Data records:

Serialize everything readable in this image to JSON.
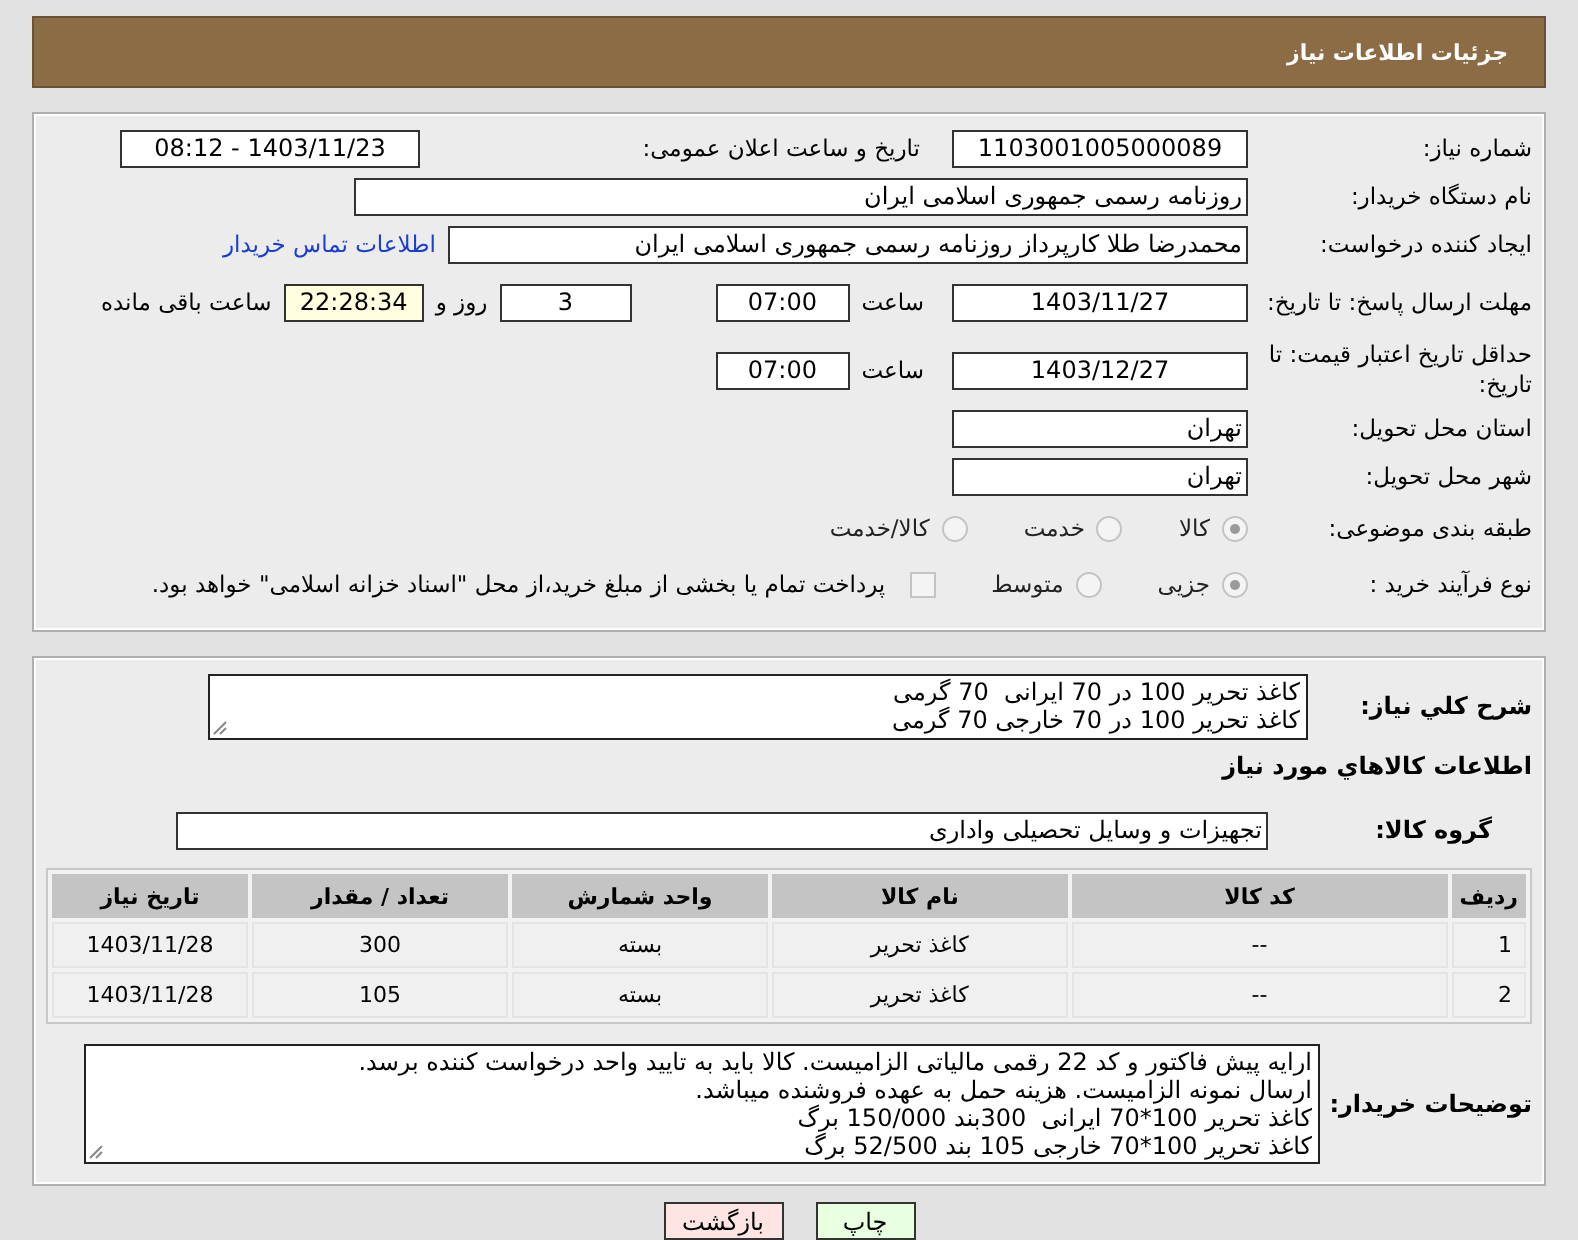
{
  "header": {
    "title": "جزئیات اطلاعات نیاز"
  },
  "need_number": {
    "label": "شماره نیاز:",
    "value": "1103001005000089"
  },
  "announce": {
    "label": "تاریخ و ساعت اعلان عمومی:",
    "value": "1403/11/23 - 08:12"
  },
  "buyer_org": {
    "label": "نام دستگاه خریدار:",
    "value": "روزنامه رسمی جمهوری اسلامی ایران"
  },
  "requester": {
    "label": "ایجاد کننده درخواست:",
    "value": "محمدرضا طلا کارپرداز روزنامه رسمی جمهوری اسلامی ایران",
    "link": "اطلاعات تماس خریدار"
  },
  "deadline": {
    "label": "مهلت ارسال پاسخ: تا تاریخ:",
    "date": "1403/11/27",
    "time_label": "ساعت",
    "time": "07:00",
    "days": "3",
    "days_label": "روز و",
    "remaining": "22:28:34",
    "remaining_label": "ساعت باقی مانده"
  },
  "validity": {
    "label": "حداقل تاریخ اعتبار قیمت: تا تاریخ:",
    "date": "1403/12/27",
    "time_label": "ساعت",
    "time": "07:00"
  },
  "province": {
    "label": "استان محل تحویل:",
    "value": "تهران"
  },
  "city": {
    "label": "شهر محل تحویل:",
    "value": "تهران"
  },
  "category": {
    "label": "طبقه بندی موضوعی:",
    "options": [
      {
        "label": "کالا",
        "selected": true
      },
      {
        "label": "خدمت",
        "selected": false
      },
      {
        "label": "کالا/خدمت",
        "selected": false
      }
    ]
  },
  "process": {
    "label": "نوع فرآیند خرید :",
    "options": [
      {
        "label": "جزیی",
        "selected": true
      },
      {
        "label": "متوسط",
        "selected": false
      }
    ],
    "treasury": {
      "checked": false,
      "label": "پرداخت تمام یا بخشی از مبلغ خرید،از محل \"اسناد خزانه اسلامی\" خواهد بود."
    }
  },
  "description": {
    "label": "شرح کلي نياز:",
    "lines": [
      "کاغذ تحریر 100 در 70 ایرانی  70 گرمی",
      "کاغذ تحریر 100 در 70 خارجی 70 گرمی"
    ]
  },
  "items_title": "اطلاعات کالاهاي مورد نياز",
  "group": {
    "label": "گروه کالا:",
    "value": "تجهیزات و وسایل تحصیلی واداری"
  },
  "table": {
    "columns": [
      "رديف",
      "کد کالا",
      "نام کالا",
      "واحد شمارش",
      "تعداد / مقدار",
      "تاريخ نياز"
    ],
    "rows": [
      [
        "1",
        "--",
        "کاغذ تحریر",
        "بسته",
        "300",
        "1403/11/28"
      ],
      [
        "2",
        "--",
        "کاغذ تحریر",
        "بسته",
        "105",
        "1403/11/28"
      ]
    ]
  },
  "buyer_notes": {
    "label": "توضیحات خریدار:",
    "lines": [
      "ارایه پیش فاکتور و کد 22 رقمی مالیاتی الزامیست. کالا باید به تایید واحد درخواست کننده برسد.",
      "ارسال نمونه الزامیست. هزینه حمل به عهده فروشنده میباشد.",
      "کاغذ تحریر 100*70 ایرانی  300بند 150/000 برگ",
      "کاغذ تحریر 100*70 خارجی 105 بند 52/500 برگ"
    ]
  },
  "buttons": [
    {
      "label": "چاپ",
      "kind": "print"
    },
    {
      "label": "بازگشت",
      "kind": "back"
    }
  ]
}
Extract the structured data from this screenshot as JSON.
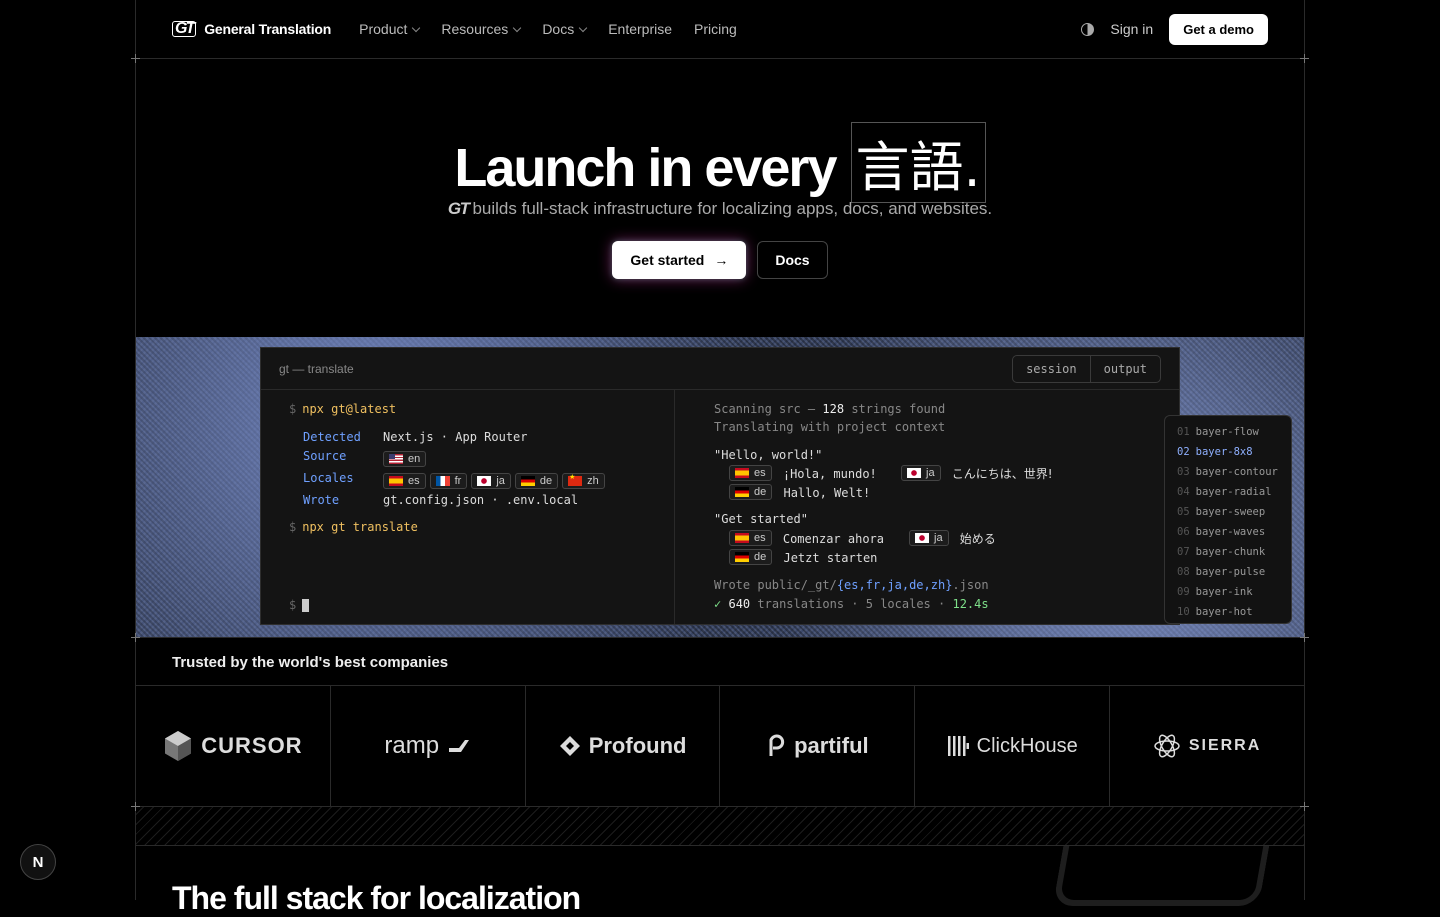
{
  "header": {
    "brand": "General Translation",
    "brand_mark": "GT",
    "nav": [
      {
        "label": "Product",
        "dropdown": true
      },
      {
        "label": "Resources",
        "dropdown": true
      },
      {
        "label": "Docs",
        "dropdown": true
      },
      {
        "label": "Enterprise",
        "dropdown": false
      },
      {
        "label": "Pricing",
        "dropdown": false
      }
    ],
    "sign_in": "Sign in",
    "demo": "Get a demo"
  },
  "hero": {
    "title": "Launch in every",
    "title_word": "言語.",
    "subtitle_mark": "GT",
    "subtitle": "builds full-stack infrastructure for localizing apps, docs, and websites.",
    "primary_cta": "Get started",
    "secondary_cta": "Docs"
  },
  "terminal": {
    "title": "gt — translate",
    "tabs": [
      "session",
      "output"
    ],
    "prompt": "$",
    "cmd1": "npx gt@latest",
    "detected_label": "Detected",
    "detected_value": "Next.js · App Router",
    "source_label": "Source",
    "source_locale": "en",
    "locales_label": "Locales",
    "locales": [
      "es",
      "fr",
      "ja",
      "de",
      "zh"
    ],
    "wrote_label": "Wrote",
    "wrote_value": "gt.config.json · .env.local",
    "cmd2": "npx gt translate",
    "scan_prefix": "Scanning src —",
    "scan_count": "128",
    "scan_suffix": "strings found",
    "context_line": "Translating with project context",
    "group1_src": "\"Hello, world!\"",
    "group1": {
      "es": "¡Hola, mundo!",
      "ja": "こんにちは、世界!",
      "de": "Hallo, Welt!"
    },
    "group2_src": "\"Get started\"",
    "group2": {
      "es": "Comenzar ahora",
      "ja": "始める",
      "de": "Jetzt starten"
    },
    "wrote_out_prefix": "Wrote public/_gt/",
    "wrote_out_set": "{es,fr,ja,de,zh}",
    "wrote_out_suffix": ".json",
    "done_check": "✓",
    "done_count": "640",
    "done_mid": "translations · 5 locales ·",
    "done_time": "12.4s"
  },
  "presets": [
    {
      "num": "01",
      "name": "bayer-flow"
    },
    {
      "num": "02",
      "name": "bayer-8x8",
      "active": true
    },
    {
      "num": "03",
      "name": "bayer-contour"
    },
    {
      "num": "04",
      "name": "bayer-radial"
    },
    {
      "num": "05",
      "name": "bayer-sweep"
    },
    {
      "num": "06",
      "name": "bayer-waves"
    },
    {
      "num": "07",
      "name": "bayer-chunk"
    },
    {
      "num": "08",
      "name": "bayer-pulse"
    },
    {
      "num": "09",
      "name": "bayer-ink"
    },
    {
      "num": "10",
      "name": "bayer-hot"
    }
  ],
  "trusted": {
    "heading": "Trusted by the world's best companies",
    "logos": [
      "CURSOR",
      "ramp",
      "Profound",
      "partiful",
      "ClickHouse",
      "SIERRA"
    ]
  },
  "next_section_title": "The full stack for localization",
  "badge": "N",
  "colors": {
    "accent_blue": "#6fa0ff",
    "command": "#f0c060",
    "success": "#7ee08a"
  }
}
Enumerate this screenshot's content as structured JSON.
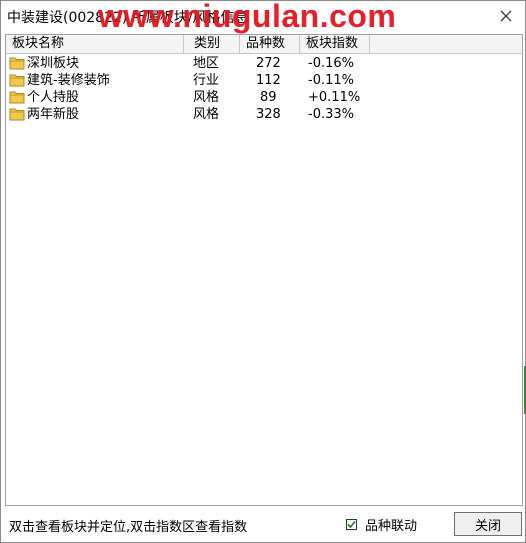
{
  "window": {
    "title": "中装建设(002822) 所属板块/风格信息",
    "watermark": "www.niugulan.com"
  },
  "table": {
    "columns": [
      "板块名称",
      "类别",
      "品种数",
      "板块指数"
    ],
    "rows": [
      {
        "name": "深圳板块",
        "category": "地区",
        "count": "272",
        "index": "-0.16%"
      },
      {
        "name": "建筑-装修装饰",
        "category": "行业",
        "count": "112",
        "index": "-0.11%"
      },
      {
        "name": "个人持股",
        "category": "风格",
        "count": "89",
        "index": "+0.11%"
      },
      {
        "name": "两年新股",
        "category": "风格",
        "count": "328",
        "index": "-0.33%"
      }
    ]
  },
  "footer": {
    "hint": "双击查看板块并定位,双击指数区查看指数",
    "checkbox_label": "品种联动",
    "checkbox_checked": true,
    "close_label": "关闭"
  },
  "icons": {
    "close": "close-icon",
    "folder": "folder-icon",
    "check": "checkmark-icon"
  },
  "colors": {
    "watermark": "#e8131e",
    "folder": "#f2c94c",
    "check": "#2a7a2a"
  }
}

* **TASK BRIEF**: Print the listing above in full, exactly as written. Omit any pictures.

* **FULL OUTPUT**:
Serialize everything readable in this image to JSON.
{
  "header": {
    "title": "جزئیات اطلاعات نیاز"
  },
  "need_number": {
    "label": "شماره نیاز:",
    "value": "1103001005000089"
  },
  "announce": {
    "label": "تاریخ و ساعت اعلان عمومی:",
    "value": "1403/11/23 - 08:12"
  },
  "buyer_org": {
    "label": "نام دستگاه خریدار:",
    "value": "روزنامه رسمی جمهوری اسلامی ایران"
  },
  "requester": {
    "label": "ایجاد کننده درخواست:",
    "value": "محمدرضا طلا کارپرداز روزنامه رسمی جمهوری اسلامی ایران",
    "link": "اطلاعات تماس خریدار"
  },
  "deadline": {
    "label": "مهلت ارسال پاسخ: تا تاریخ:",
    "date": "1403/11/27",
    "time_label": "ساعت",
    "time": "07:00",
    "days": "3",
    "days_label": "روز و",
    "remaining": "22:28:34",
    "remaining_label": "ساعت باقی مانده"
  },
  "validity": {
    "label": "حداقل تاریخ اعتبار قیمت: تا تاریخ:",
    "date": "1403/12/27",
    "time_label": "ساعت",
    "time": "07:00"
  },
  "province": {
    "label": "استان محل تحویل:",
    "value": "تهران"
  },
  "city": {
    "label": "شهر محل تحویل:",
    "value": "تهران"
  },
  "category": {
    "label": "طبقه بندی موضوعی:",
    "options": [
      {
        "label": "کالا",
        "selected": true
      },
      {
        "label": "خدمت",
        "selected": false
      },
      {
        "label": "کالا/خدمت",
        "selected": false
      }
    ]
  },
  "process": {
    "label": "نوع فرآیند خرید :",
    "options": [
      {
        "label": "جزیی",
        "selected": true
      },
      {
        "label": "متوسط",
        "selected": false
      }
    ],
    "treasury": {
      "checked": false,
      "label": "پرداخت تمام یا بخشی از مبلغ خرید،از محل \"اسناد خزانه اسلامی\" خواهد بود."
    }
  },
  "description": {
    "label": "شرح کلي نياز:",
    "lines": [
      "کاغذ تحریر 100 در 70 ایرانی  70 گرمی",
      "کاغذ تحریر 100 در 70 خارجی 70 گرمی"
    ]
  },
  "items_title": "اطلاعات کالاهاي مورد نياز",
  "group": {
    "label": "گروه کالا:",
    "value": "تجهیزات و وسایل تحصیلی واداری"
  },
  "table": {
    "columns": [
      "رديف",
      "کد کالا",
      "نام کالا",
      "واحد شمارش",
      "تعداد / مقدار",
      "تاريخ نياز"
    ],
    "rows": [
      [
        "1",
        "--",
        "کاغذ تحریر",
        "بسته",
        "300",
        "1403/11/28"
      ],
      [
        "2",
        "--",
        "کاغذ تحریر",
        "بسته",
        "105",
        "1403/11/28"
      ]
    ]
  },
  "buyer_notes": {
    "label": "توضیحات خریدار:",
    "lines": [
      "ارایه پیش فاکتور و کد 22 رقمی مالیاتی الزامیست. کالا باید به تایید واحد درخواست کننده برسد.",
      "ارسال نمونه الزامیست. هزینه حمل به عهده فروشنده میباشد.",
      "کاغذ تحریر 100*70 ایرانی  300بند 150/000 برگ",
      "کاغذ تحریر 100*70 خارجی 105 بند 52/500 برگ"
    ]
  },
  "buttons": [
    {
      "label": "چاپ",
      "kind": "print"
    },
    {
      "label": "بازگشت",
      "kind": "back"
    }
  ]
}
Extract the structured data from this screenshot as JSON.
{
  "header": {
    "brand": "General Translation",
    "brand_mark": "GT",
    "nav": [
      {
        "label": "Product",
        "dropdown": true
      },
      {
        "label": "Resources",
        "dropdown": true
      },
      {
        "label": "Docs",
        "dropdown": true
      },
      {
        "label": "Enterprise",
        "dropdown": false
      },
      {
        "label": "Pricing",
        "dropdown": false
      }
    ],
    "sign_in": "Sign in",
    "demo": "Get a demo"
  },
  "hero": {
    "title": "Launch in every",
    "title_word": "言語.",
    "subtitle_mark": "GT",
    "subtitle": "builds full-stack infrastructure for localizing apps, docs, and websites.",
    "primary_cta": "Get started",
    "secondary_cta": "Docs"
  },
  "terminal": {
    "title": "gt — translate",
    "tabs": [
      "session",
      "output"
    ],
    "prompt": "$",
    "cmd1": "npx gt@latest",
    "detected_label": "Detected",
    "detected_value": "Next.js · App Router",
    "source_label": "Source",
    "source_locale": "en",
    "locales_label": "Locales",
    "locales": [
      "es",
      "fr",
      "ja",
      "de",
      "zh"
    ],
    "wrote_label": "Wrote",
    "wrote_value": "gt.config.json · .env.local",
    "cmd2": "npx gt translate",
    "scan_prefix": "Scanning src —",
    "scan_count": "128",
    "scan_suffix": "strings found",
    "context_line": "Translating with project context",
    "group1_src": "\"Hello, world!\"",
    "group1": {
      "es": "¡Hola, mundo!",
      "ja": "こんにちは、世界!",
      "de": "Hallo, Welt!"
    },
    "group2_src": "\"Get started\"",
    "group2": {
      "es": "Comenzar ahora",
      "ja": "始める",
      "de": "Jetzt starten"
    },
    "wrote_out_prefix": "Wrote public/_gt/",
    "wrote_out_set": "{es,fr,ja,de,zh}",
    "wrote_out_suffix": ".json",
    "done_check": "✓",
    "done_count": "640",
    "done_mid": "translations · 5 locales ·",
    "done_time": "12.4s"
  },
  "presets": [
    {
      "num": "01",
      "name": "bayer-flow"
    },
    {
      "num": "02",
      "name": "bayer-8x8",
      "active": true
    },
    {
      "num": "03",
      "name": "bayer-contour"
    },
    {
      "num": "04",
      "name": "bayer-radial"
    },
    {
      "num": "05",
      "name": "bayer-sweep"
    },
    {
      "num": "06",
      "name": "bayer-waves"
    },
    {
      "num": "07",
      "name": "bayer-chunk"
    },
    {
      "num": "08",
      "name": "bayer-pulse"
    },
    {
      "num": "09",
      "name": "bayer-ink"
    },
    {
      "num": "10",
      "name": "bayer-hot"
    }
  ],
  "trusted": {
    "heading": "Trusted by the world's best companies",
    "logos": [
      "CURSOR",
      "ramp",
      "Profound",
      "partiful",
      "ClickHouse",
      "SIERRA"
    ]
  },
  "next_section_title": "The full stack for localization",
  "badge": "N",
  "colors": {
    "accent_blue": "#6fa0ff",
    "command": "#f0c060",
    "success": "#7ee08a"
  }
}
Enumerate this screenshot's content as structured JSON.
{
  "window": {
    "title": "中装建设(002822) 所属板块/风格信息",
    "watermark": "www.niugulan.com"
  },
  "table": {
    "columns": [
      "板块名称",
      "类别",
      "品种数",
      "板块指数"
    ],
    "rows": [
      {
        "name": "深圳板块",
        "category": "地区",
        "count": "272",
        "index": "-0.16%"
      },
      {
        "name": "建筑-装修装饰",
        "category": "行业",
        "count": "112",
        "index": "-0.11%"
      },
      {
        "name": "个人持股",
        "category": "风格",
        "count": "89",
        "index": "+0.11%"
      },
      {
        "name": "两年新股",
        "category": "风格",
        "count": "328",
        "index": "-0.33%"
      }
    ]
  },
  "footer": {
    "hint": "双击查看板块并定位,双击指数区查看指数",
    "checkbox_label": "品种联动",
    "checkbox_checked": true,
    "close_label": "关闭"
  },
  "icons": {
    "close": "close-icon",
    "folder": "folder-icon",
    "check": "checkmark-icon"
  },
  "colors": {
    "watermark": "#e8131e",
    "folder": "#f2c94c",
    "check": "#2a7a2a"
  }
}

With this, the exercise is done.